_WHAT IS EXPECTED:_
Select every line in the entries below that contains the string "Lagrange", matching its case exactly, and copy each such line.
── MATERIAL
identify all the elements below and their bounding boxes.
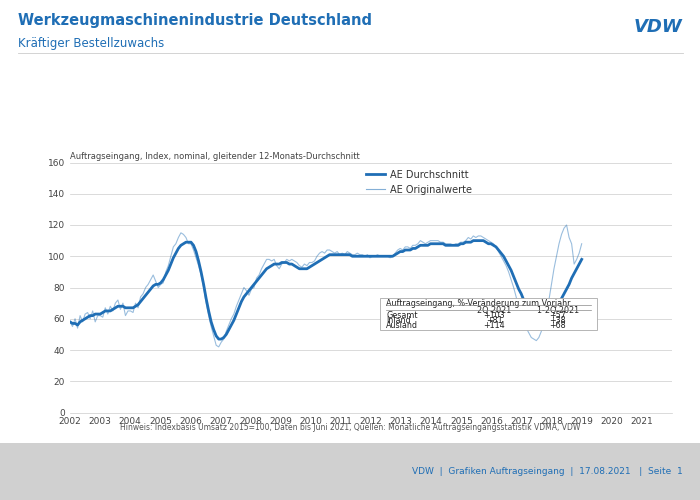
Text: 1-2Q 2021: 1-2Q 2021	[537, 306, 579, 315]
Text: +57: +57	[550, 311, 566, 320]
Text: Auftragseingang, %-Veränderung zum Vorjahr: Auftragseingang, %-Veränderung zum Vorja…	[386, 298, 570, 308]
Text: +68: +68	[550, 321, 566, 330]
Text: Kräftiger Bestellzuwachs: Kräftiger Bestellzuwachs	[18, 38, 164, 51]
Text: VDW: VDW	[634, 18, 682, 36]
Text: Auftragseingang, Index, nominal, gleitender 12-Monats-Durchschnitt: Auftragseingang, Index, nominal, gleiten…	[70, 152, 360, 161]
Text: Hinweis: Indexbasis Umsatz 2015=100, Daten bis Juni 2021, Quellen: Monatliche Au: Hinweis: Indexbasis Umsatz 2015=100, Dat…	[120, 422, 580, 432]
Text: +103: +103	[484, 311, 505, 320]
Text: VDW  |  Grafiken Auftragseingang  |  17.08.2021   |  Seite  1: VDW | Grafiken Auftragseingang | 17.08.2…	[412, 467, 682, 476]
Text: Gesamt: Gesamt	[386, 311, 417, 320]
Text: 2Q 2021: 2Q 2021	[477, 306, 512, 315]
Text: +81: +81	[486, 316, 503, 325]
Text: +114: +114	[484, 321, 505, 330]
Text: Werkzeugmaschinenindustrie Deutschland: Werkzeugmaschinenindustrie Deutschland	[18, 12, 372, 28]
Legend: AE Durchschnitt, AE Originalwerte: AE Durchschnitt, AE Originalwerte	[366, 170, 473, 194]
Text: Ausland: Ausland	[386, 321, 418, 330]
Text: +38: +38	[550, 316, 566, 325]
Bar	[380, 298, 597, 330]
Text: Inland: Inland	[386, 316, 411, 325]
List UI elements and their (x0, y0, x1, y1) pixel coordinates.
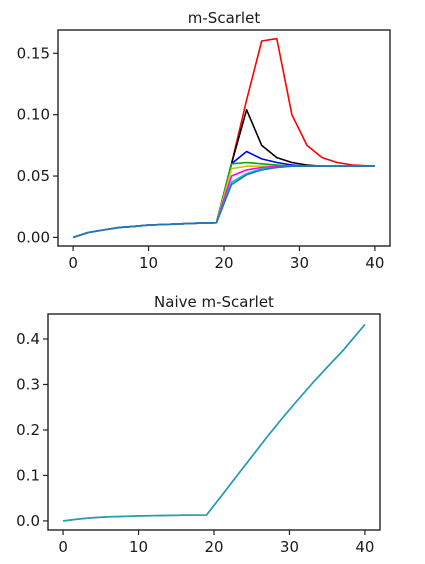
series-line (63, 323, 366, 522)
plot-frame (47, 313, 381, 531)
series-line (72, 37, 375, 239)
x-tick-label: 10 (129, 538, 148, 556)
chart-m-scarlet: m-Scarlet 0 10 20 30 40 0.00 0.05 0.10 0.15 (17, 9, 391, 272)
y-tick-label: 0.05 (17, 167, 50, 185)
series-line (72, 109, 375, 239)
y-tick-label: 0.2 (16, 421, 40, 439)
plot-lines (63, 323, 366, 522)
y-tick-label: 0.15 (17, 44, 50, 62)
series-line (72, 165, 375, 239)
chart-title: Naive m-Scarlet (154, 293, 274, 311)
x-tick-label: 40 (355, 538, 374, 556)
plot-frame (57, 29, 391, 247)
x-tick-label: 0 (68, 254, 78, 272)
x-tick-label: 30 (290, 254, 309, 272)
y-tick-label: 0.4 (16, 330, 40, 348)
series-line (63, 323, 366, 522)
chart-naive-m-scarlet: Naive m-Scarlet 0 10 20 30 40 0.00.10.20.30.… (16, 293, 381, 556)
x-tick-label: 20 (204, 538, 223, 556)
x-tick-label: 30 (280, 538, 299, 556)
x-axis: 0 10 20 30 40 (68, 246, 384, 272)
x-tick-label: 0 (58, 538, 68, 556)
y-tick-label: 0.3 (16, 375, 40, 393)
x-tick-label: 20 (214, 254, 233, 272)
y-tick-label: 0.10 (17, 106, 50, 124)
y-tick-label: 0.1 (16, 466, 40, 484)
x-tick-label: 40 (365, 254, 384, 272)
chart-title: m-Scarlet (188, 9, 261, 27)
x-axis: 0 10 20 30 40 (58, 530, 374, 556)
y-axis: 0.0 0.1 0.2 0.3 0.4 (16, 330, 48, 530)
y-tick-label: 0.00 (17, 228, 50, 246)
x-tick-label: 10 (139, 254, 158, 272)
y-axis: 0.00 0.05 0.10 0.15 (17, 44, 58, 246)
plot-lines (72, 37, 375, 239)
y-tick-label: 0.0 (16, 512, 40, 530)
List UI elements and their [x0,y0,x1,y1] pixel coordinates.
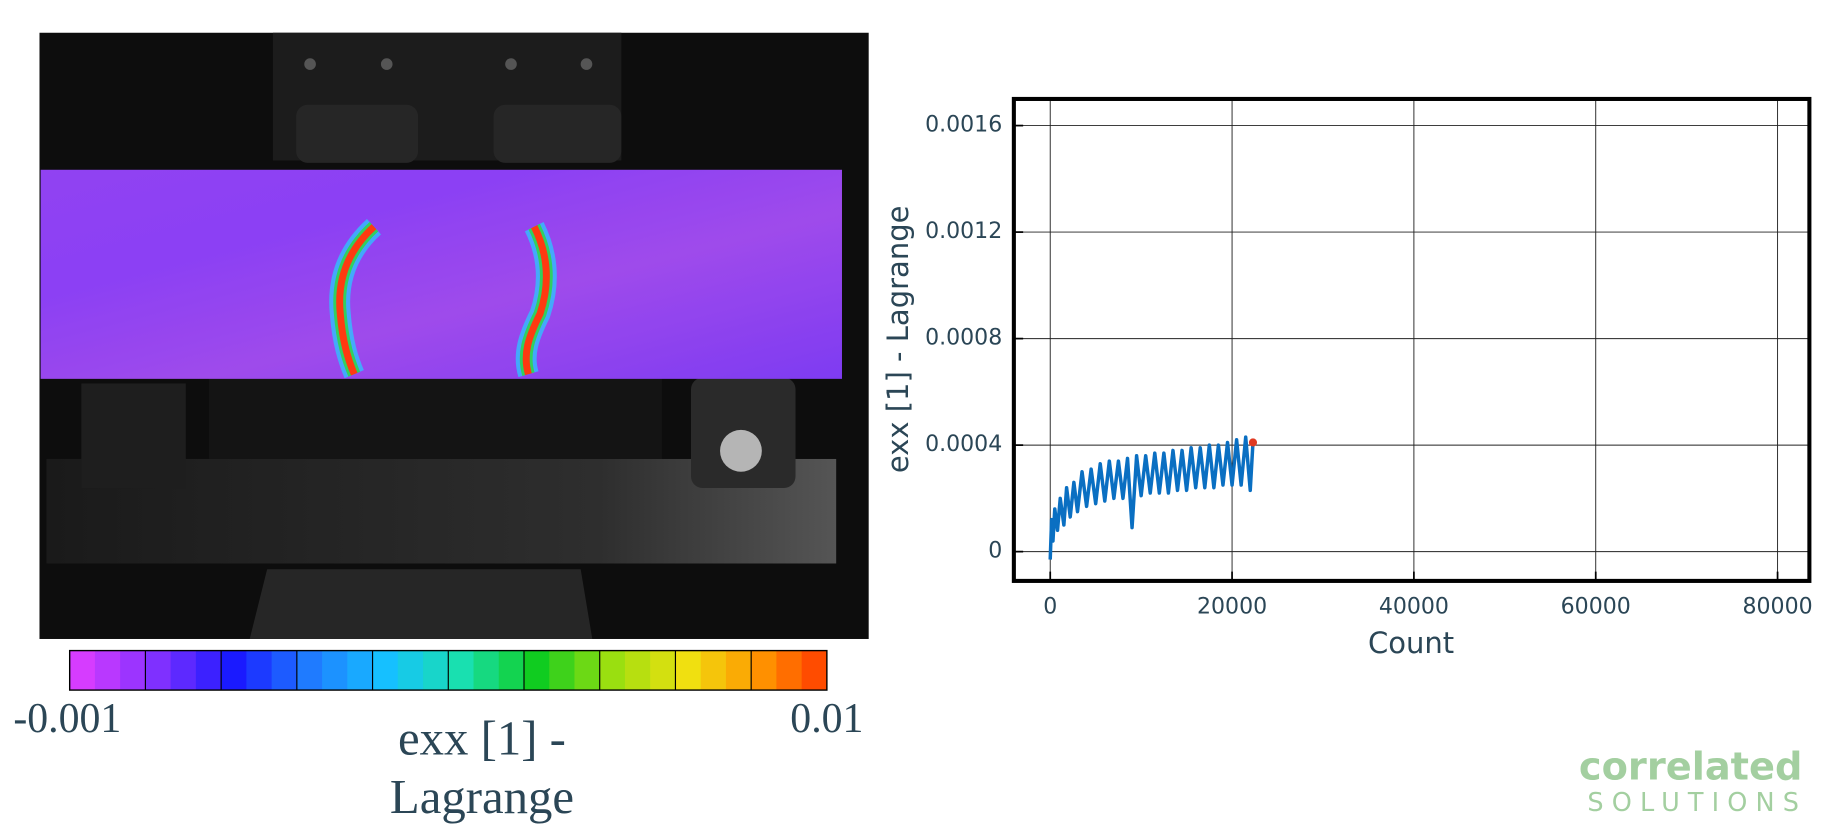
colorbar-swatch [120,650,146,691]
plot-frame [1011,96,1812,583]
colorbar-frame [68,649,828,691]
colorbar-swatch [271,650,298,691]
x-tick-label: 80000 [1742,595,1812,620]
colorbar-swatch [296,650,323,691]
y-axis-label: exx [1] - Lagrange [881,206,915,474]
y-tick-label: 0 [988,539,1002,564]
colorbar-min: -0.001 [13,696,121,742]
y-tick-label: 0.0008 [925,326,1002,351]
colorbar-swatch [725,650,752,691]
logo: correlated [1579,745,1803,790]
colorbar-swatch [776,650,803,691]
colorbar-swatch [700,650,727,691]
x-tick-label: 40000 [1379,595,1449,620]
y-tick-label: 0.0004 [925,432,1002,457]
colorbar-swatch [372,650,399,691]
colorbar-swatch [549,650,576,691]
colorbar-title: Lagrange [390,770,574,824]
colorbar-swatch [69,650,96,691]
colorbar-swatch [246,650,273,691]
colorbar-swatch [801,650,828,691]
current-point [1248,438,1258,447]
colorbar-swatch [624,650,651,691]
colorbar-swatch [347,650,374,691]
colorbar-swatch [397,650,424,691]
x-tick-label: 0 [1043,595,1057,620]
colorbar-swatch [423,650,449,691]
colorbar-max: 0.01 [790,696,863,742]
data-line [1048,435,1255,560]
y-tick-label: 0.0016 [925,113,1002,138]
colorbar-swatch [473,650,500,691]
plot: 0 20000 40000 60000 80000 0 0.0004 0.0008 0.0012… [925,96,1813,620]
colorbar-swatch [650,650,677,691]
colorbar-swatch [524,650,550,691]
colorbar-swatch [94,650,121,691]
colorbar [68,649,828,691]
colorbar-swatch [751,650,777,691]
logo: SOLUTIONS [1587,788,1807,818]
colorbar-swatch [221,650,247,691]
x-axis-label: Count [1368,626,1454,660]
colorbar-swatch [195,650,222,691]
colorbar-swatch [675,650,702,691]
colorbar-swatch [448,650,475,691]
colorbar-title: exx [1] - [398,712,566,766]
colorbar-swatch [170,650,197,691]
colorbar-swatch [322,650,348,691]
x-tick-label: 20000 [1197,595,1267,620]
colorbar-swatch [498,650,525,691]
x-tick-label: 60000 [1561,595,1631,620]
colorbar-swatch [599,650,626,691]
specimen-image [39,32,869,639]
colorbar-swatch [574,650,601,691]
colorbar-swatch [145,650,172,691]
y-tick-label: 0.0012 [925,219,1002,244]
────
_OUTPUT FOR THIS EXERCISE:_
y-axis-label: exx [1] - Lagrange [881,206,915,474]
colorbar-title: Lagrange [390,770,574,824]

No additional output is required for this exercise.